Copy out each line exactly as it appears.

Records that describe figures

##########

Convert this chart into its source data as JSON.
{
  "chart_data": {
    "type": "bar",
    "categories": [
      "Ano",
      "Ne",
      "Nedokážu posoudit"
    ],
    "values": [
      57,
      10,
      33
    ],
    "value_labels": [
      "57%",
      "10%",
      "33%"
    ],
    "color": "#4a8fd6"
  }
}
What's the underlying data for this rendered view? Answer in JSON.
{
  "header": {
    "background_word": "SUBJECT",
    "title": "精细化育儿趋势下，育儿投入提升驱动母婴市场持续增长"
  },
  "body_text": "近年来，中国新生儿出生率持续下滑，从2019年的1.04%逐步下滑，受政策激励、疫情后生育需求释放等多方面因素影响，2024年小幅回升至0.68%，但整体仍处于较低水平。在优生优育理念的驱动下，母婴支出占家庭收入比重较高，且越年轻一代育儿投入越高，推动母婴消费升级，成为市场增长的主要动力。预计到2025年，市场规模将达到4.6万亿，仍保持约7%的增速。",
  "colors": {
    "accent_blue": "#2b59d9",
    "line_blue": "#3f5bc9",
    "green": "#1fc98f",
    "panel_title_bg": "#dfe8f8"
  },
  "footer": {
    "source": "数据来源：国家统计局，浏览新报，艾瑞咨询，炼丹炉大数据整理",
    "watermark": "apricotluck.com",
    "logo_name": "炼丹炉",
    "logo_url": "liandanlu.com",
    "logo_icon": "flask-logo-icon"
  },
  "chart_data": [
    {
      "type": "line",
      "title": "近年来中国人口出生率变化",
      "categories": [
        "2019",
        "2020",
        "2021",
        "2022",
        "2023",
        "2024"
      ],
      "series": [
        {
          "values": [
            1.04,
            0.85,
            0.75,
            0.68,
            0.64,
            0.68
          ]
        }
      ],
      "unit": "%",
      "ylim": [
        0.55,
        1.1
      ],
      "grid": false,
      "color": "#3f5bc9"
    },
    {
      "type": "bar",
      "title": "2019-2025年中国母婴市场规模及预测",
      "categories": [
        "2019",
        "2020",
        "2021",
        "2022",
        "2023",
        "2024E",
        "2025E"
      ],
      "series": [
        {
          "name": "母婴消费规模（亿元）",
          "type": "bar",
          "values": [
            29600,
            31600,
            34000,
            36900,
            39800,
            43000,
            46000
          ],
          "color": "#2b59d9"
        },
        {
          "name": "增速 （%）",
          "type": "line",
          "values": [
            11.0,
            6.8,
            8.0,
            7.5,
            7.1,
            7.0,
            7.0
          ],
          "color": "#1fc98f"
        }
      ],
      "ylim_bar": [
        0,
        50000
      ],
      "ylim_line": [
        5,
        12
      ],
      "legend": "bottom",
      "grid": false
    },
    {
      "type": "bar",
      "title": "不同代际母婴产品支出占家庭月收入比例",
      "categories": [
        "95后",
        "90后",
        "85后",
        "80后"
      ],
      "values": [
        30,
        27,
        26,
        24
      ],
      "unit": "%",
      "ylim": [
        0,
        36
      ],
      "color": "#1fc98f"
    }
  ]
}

##########

# Answer for this exercise:
Convert this chart into its source data as JSON.
{
  "chart_data": {
    "type": "bar",
    "categories": [
      "Ano",
      "Ne",
      "Nedokážu posoudit"
    ],
    "values": [
      57,
      10,
      33
    ],
    "value_labels": [
      "57%",
      "10%",
      "33%"
    ],
    "color": "#4a8fd6"
  }
}
What's the underlying data for this rendered view? Answer in JSON.
{
  "header": {
    "background_word": "SUBJECT",
    "title": "精细化育儿趋势下，育儿投入提升驱动母婴市场持续增长"
  },
  "body_text": "近年来，中国新生儿出生率持续下滑，从2019年的1.04%逐步下滑，受政策激励、疫情后生育需求释放等多方面因素影响，2024年小幅回升至0.68%，但整体仍处于较低水平。在优生优育理念的驱动下，母婴支出占家庭收入比重较高，且越年轻一代育儿投入越高，推动母婴消费升级，成为市场增长的主要动力。预计到2025年，市场规模将达到4.6万亿，仍保持约7%的增速。",
  "colors": {
    "accent_blue": "#2b59d9",
    "line_blue": "#3f5bc9",
    "green": "#1fc98f",
    "panel_title_bg": "#dfe8f8"
  },
  "footer": {
    "source": "数据来源：国家统计局，浏览新报，艾瑞咨询，炼丹炉大数据整理",
    "watermark": "apricotluck.com",
    "logo_name": "炼丹炉",
    "logo_url": "liandanlu.com",
    "logo_icon": "flask-logo-icon"
  },
  "chart_data": [
    {
      "type": "line",
      "title": "近年来中国人口出生率变化",
      "categories": [
        "2019",
        "2020",
        "2021",
        "2022",
        "2023",
        "2024"
      ],
      "series": [
        {
          "values": [
            1.04,
            0.85,
            0.75,
            0.68,
            0.64,
            0.68
          ]
        }
      ],
      "unit": "%",
      "ylim": [
        0.55,
        1.1
      ],
      "grid": false,
      "color": "#3f5bc9"
    },
    {
      "type": "bar",
      "title": "2019-2025年中国母婴市场规模及预测",
      "categories": [
        "2019",
        "2020",
        "2021",
        "2022",
        "2023",
        "2024E",
        "2025E"
      ],
      "series": [
        {
          "name": "母婴消费规模（亿元）",
          "type": "bar",
          "values": [
            29600,
            31600,
            34000,
            36900,
            39800,
            43000,
            46000
          ],
          "color": "#2b59d9"
        },
        {
          "name": "增速 （%）",
          "type": "line",
          "values": [
            11.0,
            6.8,
            8.0,
            7.5,
            7.1,
            7.0,
            7.0
          ],
          "color": "#1fc98f"
        }
      ],
      "ylim_bar": [
        0,
        50000
      ],
      "ylim_line": [
        5,
        12
      ],
      "legend": "bottom",
      "grid": false
    },
    {
      "type": "bar",
      "title": "不同代际母婴产品支出占家庭月收入比例",
      "categories": [
        "95后",
        "90后",
        "85后",
        "80后"
      ],
      "values": [
        30,
        27,
        26,
        24
      ],
      "unit": "%",
      "ylim": [
        0,
        36
      ],
      "color": "#1fc98f"
    }
  ]
}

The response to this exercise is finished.